DATA LISTING:

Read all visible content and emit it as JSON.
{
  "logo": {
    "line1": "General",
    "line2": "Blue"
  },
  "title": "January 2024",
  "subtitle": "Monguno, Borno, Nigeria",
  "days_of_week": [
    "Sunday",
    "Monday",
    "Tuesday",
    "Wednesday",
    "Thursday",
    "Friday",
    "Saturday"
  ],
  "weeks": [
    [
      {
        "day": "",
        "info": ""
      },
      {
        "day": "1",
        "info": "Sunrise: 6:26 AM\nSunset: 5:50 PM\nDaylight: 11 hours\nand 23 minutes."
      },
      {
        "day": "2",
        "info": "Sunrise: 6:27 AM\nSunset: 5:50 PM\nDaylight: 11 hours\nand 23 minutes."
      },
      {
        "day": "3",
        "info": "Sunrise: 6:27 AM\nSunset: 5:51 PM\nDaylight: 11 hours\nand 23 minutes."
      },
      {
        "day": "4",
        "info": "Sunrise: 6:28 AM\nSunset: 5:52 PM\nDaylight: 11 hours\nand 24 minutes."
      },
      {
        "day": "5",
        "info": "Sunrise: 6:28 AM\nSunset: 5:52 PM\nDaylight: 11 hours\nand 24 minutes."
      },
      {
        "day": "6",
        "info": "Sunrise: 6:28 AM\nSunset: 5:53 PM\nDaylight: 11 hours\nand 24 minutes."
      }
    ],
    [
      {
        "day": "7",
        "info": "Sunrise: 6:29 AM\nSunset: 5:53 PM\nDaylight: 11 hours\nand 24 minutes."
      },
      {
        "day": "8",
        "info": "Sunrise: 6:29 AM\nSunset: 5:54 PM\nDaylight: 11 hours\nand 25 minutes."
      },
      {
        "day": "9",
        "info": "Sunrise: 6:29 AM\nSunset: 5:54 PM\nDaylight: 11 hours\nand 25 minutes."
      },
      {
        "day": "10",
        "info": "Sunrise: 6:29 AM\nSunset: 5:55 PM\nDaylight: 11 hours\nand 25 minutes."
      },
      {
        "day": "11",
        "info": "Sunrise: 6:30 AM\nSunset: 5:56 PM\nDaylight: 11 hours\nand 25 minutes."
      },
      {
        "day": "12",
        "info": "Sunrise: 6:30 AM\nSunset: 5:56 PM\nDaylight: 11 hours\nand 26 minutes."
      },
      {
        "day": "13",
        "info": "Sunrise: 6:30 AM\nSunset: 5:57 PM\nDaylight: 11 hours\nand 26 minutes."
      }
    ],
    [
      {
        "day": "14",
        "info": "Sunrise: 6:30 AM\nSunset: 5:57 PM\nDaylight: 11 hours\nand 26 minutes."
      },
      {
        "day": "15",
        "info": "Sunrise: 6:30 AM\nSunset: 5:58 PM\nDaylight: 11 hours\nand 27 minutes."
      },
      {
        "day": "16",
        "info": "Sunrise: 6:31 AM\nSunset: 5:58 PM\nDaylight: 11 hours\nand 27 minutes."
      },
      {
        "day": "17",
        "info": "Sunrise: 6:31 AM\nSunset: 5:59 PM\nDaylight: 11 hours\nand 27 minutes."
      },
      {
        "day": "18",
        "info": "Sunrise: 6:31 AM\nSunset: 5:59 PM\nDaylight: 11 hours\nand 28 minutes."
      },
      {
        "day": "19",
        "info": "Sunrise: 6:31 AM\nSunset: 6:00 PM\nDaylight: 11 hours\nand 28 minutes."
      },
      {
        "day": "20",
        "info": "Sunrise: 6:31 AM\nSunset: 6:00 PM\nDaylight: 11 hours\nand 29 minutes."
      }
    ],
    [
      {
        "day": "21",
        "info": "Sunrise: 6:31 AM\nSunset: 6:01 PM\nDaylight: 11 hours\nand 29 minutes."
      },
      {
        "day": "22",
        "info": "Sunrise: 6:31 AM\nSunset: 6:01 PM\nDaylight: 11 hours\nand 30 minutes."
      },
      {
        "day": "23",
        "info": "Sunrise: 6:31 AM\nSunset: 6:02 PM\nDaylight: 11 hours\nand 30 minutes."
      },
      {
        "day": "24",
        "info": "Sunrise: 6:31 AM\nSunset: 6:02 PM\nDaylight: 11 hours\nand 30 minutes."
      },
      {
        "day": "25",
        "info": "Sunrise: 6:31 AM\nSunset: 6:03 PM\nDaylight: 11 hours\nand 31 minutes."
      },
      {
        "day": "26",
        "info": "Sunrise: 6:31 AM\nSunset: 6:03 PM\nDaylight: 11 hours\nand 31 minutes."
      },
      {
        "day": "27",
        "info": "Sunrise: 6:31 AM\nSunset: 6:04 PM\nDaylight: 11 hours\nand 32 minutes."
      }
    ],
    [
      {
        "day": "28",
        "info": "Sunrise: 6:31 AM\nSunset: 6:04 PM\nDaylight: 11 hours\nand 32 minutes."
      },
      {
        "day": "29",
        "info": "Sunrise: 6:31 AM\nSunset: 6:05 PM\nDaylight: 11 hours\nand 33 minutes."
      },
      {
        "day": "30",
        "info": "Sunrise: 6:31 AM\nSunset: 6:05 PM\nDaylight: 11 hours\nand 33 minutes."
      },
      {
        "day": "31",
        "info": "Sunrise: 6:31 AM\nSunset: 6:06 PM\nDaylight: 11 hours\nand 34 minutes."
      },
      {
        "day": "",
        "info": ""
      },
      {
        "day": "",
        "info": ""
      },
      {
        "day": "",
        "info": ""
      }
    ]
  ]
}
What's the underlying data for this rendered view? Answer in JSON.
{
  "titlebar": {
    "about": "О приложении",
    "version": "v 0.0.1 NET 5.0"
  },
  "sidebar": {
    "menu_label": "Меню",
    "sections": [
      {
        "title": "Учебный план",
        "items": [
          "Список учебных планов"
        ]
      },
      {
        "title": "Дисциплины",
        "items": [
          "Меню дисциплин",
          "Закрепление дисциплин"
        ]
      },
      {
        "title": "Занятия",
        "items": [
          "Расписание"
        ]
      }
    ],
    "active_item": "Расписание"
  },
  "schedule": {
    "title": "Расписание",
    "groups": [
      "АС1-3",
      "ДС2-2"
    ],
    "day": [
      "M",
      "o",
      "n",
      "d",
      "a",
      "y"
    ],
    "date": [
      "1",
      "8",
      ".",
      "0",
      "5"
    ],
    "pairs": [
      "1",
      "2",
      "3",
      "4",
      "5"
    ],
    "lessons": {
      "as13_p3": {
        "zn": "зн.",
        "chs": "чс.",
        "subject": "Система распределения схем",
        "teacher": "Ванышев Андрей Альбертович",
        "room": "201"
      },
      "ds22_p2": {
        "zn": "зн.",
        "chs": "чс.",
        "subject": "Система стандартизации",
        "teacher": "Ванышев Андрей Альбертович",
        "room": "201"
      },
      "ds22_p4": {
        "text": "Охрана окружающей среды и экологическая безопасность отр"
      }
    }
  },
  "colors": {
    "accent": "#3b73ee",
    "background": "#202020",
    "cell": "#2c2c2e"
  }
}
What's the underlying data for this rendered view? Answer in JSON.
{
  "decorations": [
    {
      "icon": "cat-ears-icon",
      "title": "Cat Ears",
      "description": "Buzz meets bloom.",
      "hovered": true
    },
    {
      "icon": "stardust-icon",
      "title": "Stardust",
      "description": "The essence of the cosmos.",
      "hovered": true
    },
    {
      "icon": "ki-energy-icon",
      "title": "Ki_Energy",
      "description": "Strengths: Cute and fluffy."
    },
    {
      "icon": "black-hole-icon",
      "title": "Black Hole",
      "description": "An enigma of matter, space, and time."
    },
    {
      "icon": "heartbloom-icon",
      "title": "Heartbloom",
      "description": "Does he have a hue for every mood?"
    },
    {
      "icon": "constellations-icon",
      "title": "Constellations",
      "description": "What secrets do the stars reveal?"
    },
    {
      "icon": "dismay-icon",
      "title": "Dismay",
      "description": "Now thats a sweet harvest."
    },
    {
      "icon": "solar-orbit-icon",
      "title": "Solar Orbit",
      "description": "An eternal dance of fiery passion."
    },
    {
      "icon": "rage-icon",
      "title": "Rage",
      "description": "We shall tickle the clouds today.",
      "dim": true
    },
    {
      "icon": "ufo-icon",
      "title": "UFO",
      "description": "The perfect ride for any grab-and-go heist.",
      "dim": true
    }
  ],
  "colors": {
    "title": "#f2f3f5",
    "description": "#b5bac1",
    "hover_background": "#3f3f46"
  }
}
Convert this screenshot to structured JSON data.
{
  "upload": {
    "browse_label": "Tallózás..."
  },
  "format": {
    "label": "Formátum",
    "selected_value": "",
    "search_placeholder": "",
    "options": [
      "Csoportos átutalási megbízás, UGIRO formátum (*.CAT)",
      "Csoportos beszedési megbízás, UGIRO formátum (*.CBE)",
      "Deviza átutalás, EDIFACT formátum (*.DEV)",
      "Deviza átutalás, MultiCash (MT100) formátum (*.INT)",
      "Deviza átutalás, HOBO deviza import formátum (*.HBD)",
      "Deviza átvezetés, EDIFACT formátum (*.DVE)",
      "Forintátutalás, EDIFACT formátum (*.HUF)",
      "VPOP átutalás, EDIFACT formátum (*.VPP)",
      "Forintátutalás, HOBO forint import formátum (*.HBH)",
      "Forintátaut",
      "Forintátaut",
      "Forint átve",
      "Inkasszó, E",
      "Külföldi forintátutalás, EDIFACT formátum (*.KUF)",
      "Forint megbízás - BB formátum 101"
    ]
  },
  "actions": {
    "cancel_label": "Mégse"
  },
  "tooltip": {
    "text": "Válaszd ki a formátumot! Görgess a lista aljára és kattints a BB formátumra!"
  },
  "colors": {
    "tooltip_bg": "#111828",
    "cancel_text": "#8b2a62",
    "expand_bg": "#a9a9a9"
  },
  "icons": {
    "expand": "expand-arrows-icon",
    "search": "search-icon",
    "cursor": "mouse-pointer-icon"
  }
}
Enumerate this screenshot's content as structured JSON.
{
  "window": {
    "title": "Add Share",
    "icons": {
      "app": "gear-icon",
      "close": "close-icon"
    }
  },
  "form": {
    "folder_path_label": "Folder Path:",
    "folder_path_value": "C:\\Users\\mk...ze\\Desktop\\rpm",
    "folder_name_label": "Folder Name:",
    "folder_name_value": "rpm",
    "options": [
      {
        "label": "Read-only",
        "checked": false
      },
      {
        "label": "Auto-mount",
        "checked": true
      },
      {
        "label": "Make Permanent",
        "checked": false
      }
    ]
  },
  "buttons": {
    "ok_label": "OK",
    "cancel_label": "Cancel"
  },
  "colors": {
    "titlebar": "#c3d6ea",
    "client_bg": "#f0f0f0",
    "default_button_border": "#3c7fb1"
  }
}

DIRECTIONS: Where a line above contains the word "EDIFACT", copy that line.

ANSWER TO THIS EXERCISE:
      "Deviza átutalás, EDIFACT formátum (*.DEV)",
      "Deviza átvezetés, EDIFACT formátum (*.DVE)",
      "Forintátutalás, EDIFACT formátum (*.HUF)",
      "VPOP átutalás, EDIFACT formátum (*.VPP)",
      "Külföldi forintátutalás, EDIFACT formátum (*.KUF)",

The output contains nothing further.